(Stored records)
>> Begin

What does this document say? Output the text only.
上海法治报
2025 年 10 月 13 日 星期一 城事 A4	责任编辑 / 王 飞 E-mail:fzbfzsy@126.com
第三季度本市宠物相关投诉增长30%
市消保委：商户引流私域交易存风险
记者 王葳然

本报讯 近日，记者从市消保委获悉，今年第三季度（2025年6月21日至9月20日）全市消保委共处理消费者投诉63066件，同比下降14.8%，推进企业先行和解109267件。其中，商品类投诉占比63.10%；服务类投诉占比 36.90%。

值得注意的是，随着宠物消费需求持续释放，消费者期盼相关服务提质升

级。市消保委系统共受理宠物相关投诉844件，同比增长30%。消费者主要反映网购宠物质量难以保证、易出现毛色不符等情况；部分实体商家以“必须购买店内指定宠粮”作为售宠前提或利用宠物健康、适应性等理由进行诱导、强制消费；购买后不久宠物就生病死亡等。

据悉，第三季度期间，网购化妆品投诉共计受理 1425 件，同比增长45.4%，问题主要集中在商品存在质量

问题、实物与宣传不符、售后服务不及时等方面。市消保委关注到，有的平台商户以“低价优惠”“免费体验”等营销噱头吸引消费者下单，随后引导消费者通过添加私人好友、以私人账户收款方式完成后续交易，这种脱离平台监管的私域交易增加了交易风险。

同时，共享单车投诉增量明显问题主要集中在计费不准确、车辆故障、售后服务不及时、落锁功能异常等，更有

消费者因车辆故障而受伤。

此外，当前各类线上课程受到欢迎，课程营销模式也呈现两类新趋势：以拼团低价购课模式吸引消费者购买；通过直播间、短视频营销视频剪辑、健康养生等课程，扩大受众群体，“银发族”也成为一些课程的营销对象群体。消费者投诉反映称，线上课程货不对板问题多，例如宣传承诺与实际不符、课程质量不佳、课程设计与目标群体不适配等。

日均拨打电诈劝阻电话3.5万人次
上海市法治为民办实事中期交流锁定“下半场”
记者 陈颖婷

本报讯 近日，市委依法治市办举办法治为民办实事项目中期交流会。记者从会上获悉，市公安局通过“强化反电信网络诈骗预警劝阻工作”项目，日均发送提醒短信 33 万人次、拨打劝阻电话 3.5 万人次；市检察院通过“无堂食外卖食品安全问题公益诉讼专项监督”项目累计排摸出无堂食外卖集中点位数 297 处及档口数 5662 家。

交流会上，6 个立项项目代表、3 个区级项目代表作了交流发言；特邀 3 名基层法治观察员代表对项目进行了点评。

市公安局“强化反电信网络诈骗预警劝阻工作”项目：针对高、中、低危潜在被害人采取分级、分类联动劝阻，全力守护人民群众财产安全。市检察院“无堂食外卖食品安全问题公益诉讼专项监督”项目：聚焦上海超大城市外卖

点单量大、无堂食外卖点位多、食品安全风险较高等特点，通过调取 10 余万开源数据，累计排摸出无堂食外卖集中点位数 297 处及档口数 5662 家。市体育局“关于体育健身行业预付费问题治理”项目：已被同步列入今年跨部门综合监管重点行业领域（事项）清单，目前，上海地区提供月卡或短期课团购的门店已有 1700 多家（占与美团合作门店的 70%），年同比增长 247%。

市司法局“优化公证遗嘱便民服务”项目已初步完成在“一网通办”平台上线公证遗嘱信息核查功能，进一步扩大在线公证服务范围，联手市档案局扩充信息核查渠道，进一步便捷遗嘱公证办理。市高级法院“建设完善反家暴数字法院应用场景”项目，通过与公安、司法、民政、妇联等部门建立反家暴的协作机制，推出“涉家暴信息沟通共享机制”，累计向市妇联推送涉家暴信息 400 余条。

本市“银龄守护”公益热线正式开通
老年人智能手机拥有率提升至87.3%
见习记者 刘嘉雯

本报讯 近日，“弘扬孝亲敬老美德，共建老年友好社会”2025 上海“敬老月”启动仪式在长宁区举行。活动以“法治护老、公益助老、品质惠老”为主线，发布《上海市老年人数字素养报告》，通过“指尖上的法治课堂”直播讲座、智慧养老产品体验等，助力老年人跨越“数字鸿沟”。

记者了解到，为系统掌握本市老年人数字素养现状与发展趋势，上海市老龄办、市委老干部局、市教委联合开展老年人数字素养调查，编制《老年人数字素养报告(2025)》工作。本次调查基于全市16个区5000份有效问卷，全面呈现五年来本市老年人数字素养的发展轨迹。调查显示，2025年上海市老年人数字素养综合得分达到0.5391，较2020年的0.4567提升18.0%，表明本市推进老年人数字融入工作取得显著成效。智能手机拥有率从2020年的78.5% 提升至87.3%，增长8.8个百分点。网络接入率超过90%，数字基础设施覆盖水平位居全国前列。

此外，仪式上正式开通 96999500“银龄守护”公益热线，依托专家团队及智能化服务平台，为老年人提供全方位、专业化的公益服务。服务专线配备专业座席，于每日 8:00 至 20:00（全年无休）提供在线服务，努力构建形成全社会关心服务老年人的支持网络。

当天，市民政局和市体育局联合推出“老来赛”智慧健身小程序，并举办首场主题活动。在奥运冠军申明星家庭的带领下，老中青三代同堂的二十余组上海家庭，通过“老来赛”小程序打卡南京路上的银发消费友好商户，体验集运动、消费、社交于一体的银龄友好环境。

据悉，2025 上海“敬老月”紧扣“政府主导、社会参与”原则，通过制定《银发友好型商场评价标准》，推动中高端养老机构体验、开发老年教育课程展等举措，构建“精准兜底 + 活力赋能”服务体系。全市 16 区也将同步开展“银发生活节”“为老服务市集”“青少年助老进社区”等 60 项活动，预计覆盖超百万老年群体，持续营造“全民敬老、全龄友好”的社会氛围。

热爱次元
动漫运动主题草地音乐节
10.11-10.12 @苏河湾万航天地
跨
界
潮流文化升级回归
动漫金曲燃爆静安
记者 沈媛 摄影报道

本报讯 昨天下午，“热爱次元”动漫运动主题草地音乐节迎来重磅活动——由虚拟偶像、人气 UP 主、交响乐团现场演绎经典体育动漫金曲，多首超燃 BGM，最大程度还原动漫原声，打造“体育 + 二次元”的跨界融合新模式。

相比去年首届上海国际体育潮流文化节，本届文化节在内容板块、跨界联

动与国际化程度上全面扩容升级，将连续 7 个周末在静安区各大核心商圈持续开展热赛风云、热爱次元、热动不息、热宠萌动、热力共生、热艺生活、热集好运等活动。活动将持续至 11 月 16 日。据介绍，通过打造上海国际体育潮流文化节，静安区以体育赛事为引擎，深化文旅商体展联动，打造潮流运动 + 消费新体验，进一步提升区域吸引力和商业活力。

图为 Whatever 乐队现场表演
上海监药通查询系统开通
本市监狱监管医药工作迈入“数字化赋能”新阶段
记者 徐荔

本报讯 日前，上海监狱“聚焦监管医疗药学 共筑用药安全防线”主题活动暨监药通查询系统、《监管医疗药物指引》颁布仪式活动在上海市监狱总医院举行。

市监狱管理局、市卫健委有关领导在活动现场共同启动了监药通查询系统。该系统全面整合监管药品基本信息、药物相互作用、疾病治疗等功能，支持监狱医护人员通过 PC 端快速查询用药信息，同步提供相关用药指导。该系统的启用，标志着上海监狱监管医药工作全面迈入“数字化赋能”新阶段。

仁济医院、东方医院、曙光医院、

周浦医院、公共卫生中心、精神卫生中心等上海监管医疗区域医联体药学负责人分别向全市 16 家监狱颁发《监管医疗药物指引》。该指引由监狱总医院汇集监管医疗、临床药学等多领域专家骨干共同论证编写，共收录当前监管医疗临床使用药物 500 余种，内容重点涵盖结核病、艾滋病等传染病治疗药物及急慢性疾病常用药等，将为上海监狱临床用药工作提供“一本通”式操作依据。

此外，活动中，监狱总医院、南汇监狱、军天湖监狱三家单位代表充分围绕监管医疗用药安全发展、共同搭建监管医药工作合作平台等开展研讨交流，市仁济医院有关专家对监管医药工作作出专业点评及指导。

>> End

▶ _What this task involves_: Reproduce each line verbatim.

▶ _Answer to the exercise_:
What does this document say? Output the text only.
上海法治报
2025 年 10 月 13 日 星期一 城事 A4	责任编辑 / 王 飞 E-mail:fzbfzsy@126.com
第三季度本市宠物相关投诉增长30%
市消保委：商户引流私域交易存风险
记者 王葳然

本报讯 近日，记者从市消保委获悉，今年第三季度（2025年6月21日至9月20日）全市消保委共处理消费者投诉63066件，同比下降14.8%，推进企业先行和解109267件。其中，商品类投诉占比63.10%；服务类投诉占比 36.90%。

值得注意的是，随着宠物消费需求持续释放，消费者期盼相关服务提质升

级。市消保委系统共受理宠物相关投诉844件，同比增长30%。消费者主要反映网购宠物质量难以保证、易出现毛色不符等情况；部分实体商家以“必须购买店内指定宠粮”作为售宠前提或利用宠物健康、适应性等理由进行诱导、强制消费；购买后不久宠物就生病死亡等。

据悉，第三季度期间，网购化妆品投诉共计受理 1425 件，同比增长45.4%，问题主要集中在商品存在质量

问题、实物与宣传不符、售后服务不及时等方面。市消保委关注到，有的平台商户以“低价优惠”“免费体验”等营销噱头吸引消费者下单，随后引导消费者通过添加私人好友、以私人账户收款方式完成后续交易，这种脱离平台监管的私域交易增加了交易风险。

同时，共享单车投诉增量明显问题主要集中在计费不准确、车辆故障、售后服务不及时、落锁功能异常等，更有

消费者因车辆故障而受伤。

此外，当前各类线上课程受到欢迎，课程营销模式也呈现两类新趋势：以拼团低价购课模式吸引消费者购买；通过直播间、短视频营销视频剪辑、健康养生等课程，扩大受众群体，“银发族”也成为一些课程的营销对象群体。消费者投诉反映称，线上课程货不对板问题多，例如宣传承诺与实际不符、课程质量不佳、课程设计与目标群体不适配等。

日均拨打电诈劝阻电话3.5万人次
上海市法治为民办实事中期交流锁定“下半场”
记者 陈颖婷

本报讯 近日，市委依法治市办举办法治为民办实事项目中期交流会。记者从会上获悉，市公安局通过“强化反电信网络诈骗预警劝阻工作”项目，日均发送提醒短信 33 万人次、拨打劝阻电话 3.5 万人次；市检察院通过“无堂食外卖食品安全问题公益诉讼专项监督”项目累计排摸出无堂食外卖集中点位数 297 处及档口数 5662 家。

交流会上，6 个立项项目代表、3 个区级项目代表作了交流发言；特邀 3 名基层法治观察员代表对项目进行了点评。

市公安局“强化反电信网络诈骗预警劝阻工作”项目：针对高、中、低危潜在被害人采取分级、分类联动劝阻，全力守护人民群众财产安全。市检察院“无堂食外卖食品安全问题公益诉讼专项监督”项目：聚焦上海超大城市外卖

点单量大、无堂食外卖点位多、食品安全风险较高等特点，通过调取 10 余万开源数据，累计排摸出无堂食外卖集中点位数 297 处及档口数 5662 家。市体育局“关于体育健身行业预付费问题治理”项目：已被同步列入今年跨部门综合监管重点行业领域（事项）清单，目前，上海地区提供月卡或短期课团购的门店已有 1700 多家（占与美团合作门店的 70%），年同比增长 247%。

市司法局“优化公证遗嘱便民服务”项目已初步完成在“一网通办”平台上线公证遗嘱信息核查功能，进一步扩大在线公证服务范围，联手市档案局扩充信息核查渠道，进一步便捷遗嘱公证办理。市高级法院“建设完善反家暴数字法院应用场景”项目，通过与公安、司法、民政、妇联等部门建立反家暴的协作机制，推出“涉家暴信息沟通共享机制”，累计向市妇联推送涉家暴信息 400 余条。

本市“银龄守护”公益热线正式开通
老年人智能手机拥有率提升至87.3%
见习记者 刘嘉雯

本报讯 近日，“弘扬孝亲敬老美德，共建老年友好社会”2025 上海“敬老月”启动仪式在长宁区举行。活动以“法治护老、公益助老、品质惠老”为主线，发布《上海市老年人数字素养报告》，通过“指尖上的法治课堂”直播讲座、智慧养老产品体验等，助力老年人跨越“数字鸿沟”。

记者了解到，为系统掌握本市老年人数字素养现状与发展趋势，上海市老龄办、市委老干部局、市教委联合开展老年人数字素养调查，编制《老年人数字素养报告(2025)》工作。本次调查基于全市16个区5000份有效问卷，全面呈现五年来本市老年人数字素养的发展轨迹。调查显示，2025年上海市老年人数字素养综合得分达到0.5391，较2020年的0.4567提升18.0%，表明本市推进老年人数字融入工作取得显著成效。智能手机拥有率从2020年的78.5% 提升至87.3%，增长8.8个百分点。网络接入率超过90%，数字基础设施覆盖水平位居全国前列。

此外，仪式上正式开通 96999500“银龄守护”公益热线，依托专家团队及智能化服务平台，为老年人提供全方位、专业化的公益服务。服务专线配备专业座席，于每日 8:00 至 20:00（全年无休）提供在线服务，努力构建形成全社会关心服务老年人的支持网络。

当天，市民政局和市体育局联合推出“老来赛”智慧健身小程序，并举办首场主题活动。在奥运冠军申明星家庭的带领下，老中青三代同堂的二十余组上海家庭，通过“老来赛”小程序打卡南京路上的银发消费友好商户，体验集运动、消费、社交于一体的银龄友好环境。

据悉，2025 上海“敬老月”紧扣“政府主导、社会参与”原则，通过制定《银发友好型商场评价标准》，推动中高端养老机构体验、开发老年教育课程展等举措，构建“精准兜底 + 活力赋能”服务体系。全市 16 区也将同步开展“银发生活节”“为老服务市集”“青少年助老进社区”等 60 项活动，预计覆盖超百万老年群体，持续营造“全民敬老、全龄友好”的社会氛围。

热爱次元
动漫运动主题草地音乐节
10.11-10.12 @苏河湾万航天地
跨
界
潮流文化升级回归
动漫金曲燃爆静安
记者 沈媛 摄影报道

本报讯 昨天下午，“热爱次元”动漫运动主题草地音乐节迎来重磅活动——由虚拟偶像、人气 UP 主、交响乐团现场演绎经典体育动漫金曲，多首超燃 BGM，最大程度还原动漫原声，打造“体育 + 二次元”的跨界融合新模式。

相比去年首届上海国际体育潮流文化节，本届文化节在内容板块、跨界联

动与国际化程度上全面扩容升级，将连续 7 个周末在静安区各大核心商圈持续开展热赛风云、热爱次元、热动不息、热宠萌动、热力共生、热艺生活、热集好运等活动。活动将持续至 11 月 16 日。据介绍，通过打造上海国际体育潮流文化节，静安区以体育赛事为引擎，深化文旅商体展联动，打造潮流运动 + 消费新体验，进一步提升区域吸引力和商业活力。

图为 Whatever 乐队现场表演
上海监药通查询系统开通
本市监狱监管医药工作迈入“数字化赋能”新阶段
记者 徐荔

本报讯 日前，上海监狱“聚焦监管医疗药学 共筑用药安全防线”主题活动暨监药通查询系统、《监管医疗药物指引》颁布仪式活动在上海市监狱总医院举行。

市监狱管理局、市卫健委有关领导在活动现场共同启动了监药通查询系统。该系统全面整合监管药品基本信息、药物相互作用、疾病治疗等功能，支持监狱医护人员通过 PC 端快速查询用药信息，同步提供相关用药指导。该系统的启用，标志着上海监狱监管医药工作全面迈入“数字化赋能”新阶段。

仁济医院、东方医院、曙光医院、

周浦医院、公共卫生中心、精神卫生中心等上海监管医疗区域医联体药学负责人分别向全市 16 家监狱颁发《监管医疗药物指引》。该指引由监狱总医院汇集监管医疗、临床药学等多领域专家骨干共同论证编写，共收录当前监管医疗临床使用药物 500 余种，内容重点涵盖结核病、艾滋病等传染病治疗药物及急慢性疾病常用药等，将为上海监狱临床用药工作提供“一本通”式操作依据。

此外，活动中，监狱总医院、南汇监狱、军天湖监狱三家单位代表充分围绕监管医疗用药安全发展、共同搭建监管医药工作合作平台等开展研讨交流，市仁济医院有关专家对监管医药工作作出专业点评及指导。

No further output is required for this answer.